(Task requirements): Skip the pictures. Repeat everything else in the records word for word.

** START OF The data **

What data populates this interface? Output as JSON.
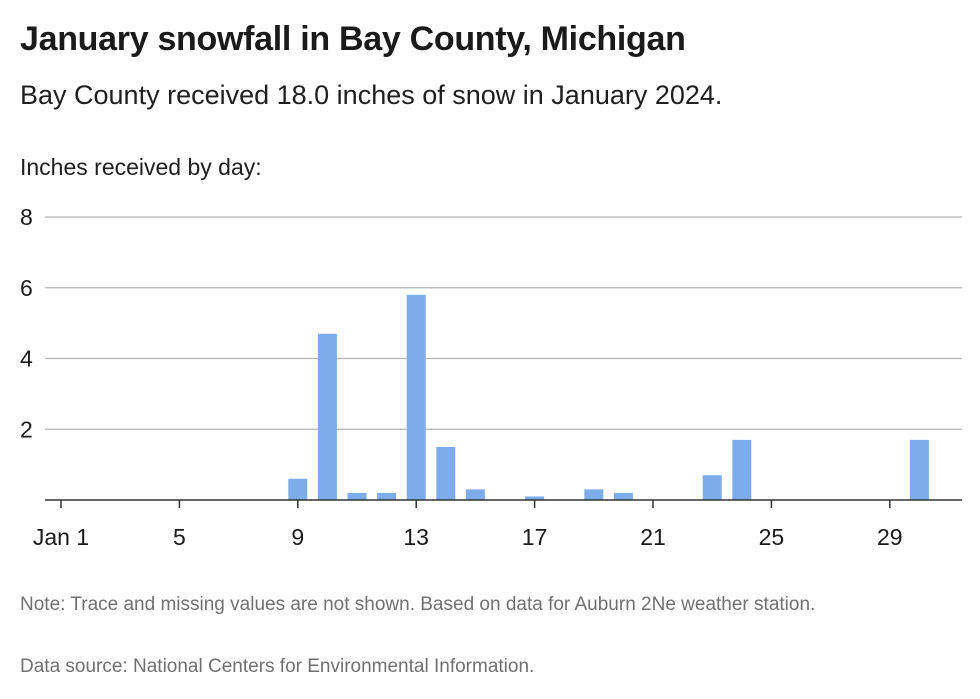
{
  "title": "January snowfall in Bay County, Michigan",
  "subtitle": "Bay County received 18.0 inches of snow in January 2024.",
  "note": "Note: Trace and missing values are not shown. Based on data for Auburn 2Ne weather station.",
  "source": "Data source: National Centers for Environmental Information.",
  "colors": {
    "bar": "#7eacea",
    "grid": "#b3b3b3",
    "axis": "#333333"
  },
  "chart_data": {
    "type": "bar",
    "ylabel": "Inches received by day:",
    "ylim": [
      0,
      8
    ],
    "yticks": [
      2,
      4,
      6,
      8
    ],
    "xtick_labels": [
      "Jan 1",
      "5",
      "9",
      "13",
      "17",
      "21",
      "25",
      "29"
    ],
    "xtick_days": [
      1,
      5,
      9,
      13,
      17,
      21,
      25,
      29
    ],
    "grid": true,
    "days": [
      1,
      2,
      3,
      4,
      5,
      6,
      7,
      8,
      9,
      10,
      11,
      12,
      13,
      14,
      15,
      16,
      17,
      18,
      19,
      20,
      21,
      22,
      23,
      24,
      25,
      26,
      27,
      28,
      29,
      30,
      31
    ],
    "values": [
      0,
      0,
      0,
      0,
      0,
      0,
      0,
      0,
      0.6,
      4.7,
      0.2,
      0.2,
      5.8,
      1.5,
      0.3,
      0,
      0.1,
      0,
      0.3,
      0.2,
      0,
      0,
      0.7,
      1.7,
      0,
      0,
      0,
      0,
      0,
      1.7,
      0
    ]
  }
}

** END OF The data **

(Response below):
What data populates this interface? Output as JSON.
{
  "title": "January snowfall in Bay County, Michigan",
  "subtitle": "Bay County received 18.0 inches of snow in January 2024.",
  "note": "Note: Trace and missing values are not shown. Based on data for Auburn 2Ne weather station.",
  "source": "Data source: National Centers for Environmental Information.",
  "colors": {
    "bar": "#7eacea",
    "grid": "#b3b3b3",
    "axis": "#333333"
  },
  "chart_data": {
    "type": "bar",
    "ylabel": "Inches received by day:",
    "ylim": [
      0,
      8
    ],
    "yticks": [
      2,
      4,
      6,
      8
    ],
    "xtick_labels": [
      "Jan 1",
      "5",
      "9",
      "13",
      "17",
      "21",
      "25",
      "29"
    ],
    "xtick_days": [
      1,
      5,
      9,
      13,
      17,
      21,
      25,
      29
    ],
    "grid": true,
    "days": [
      1,
      2,
      3,
      4,
      5,
      6,
      7,
      8,
      9,
      10,
      11,
      12,
      13,
      14,
      15,
      16,
      17,
      18,
      19,
      20,
      21,
      22,
      23,
      24,
      25,
      26,
      27,
      28,
      29,
      30,
      31
    ],
    "values": [
      0,
      0,
      0,
      0,
      0,
      0,
      0,
      0,
      0.6,
      4.7,
      0.2,
      0.2,
      5.8,
      1.5,
      0.3,
      0,
      0.1,
      0,
      0.3,
      0.2,
      0,
      0,
      0.7,
      1.7,
      0,
      0,
      0,
      0,
      0,
      1.7,
      0
    ]
  }
}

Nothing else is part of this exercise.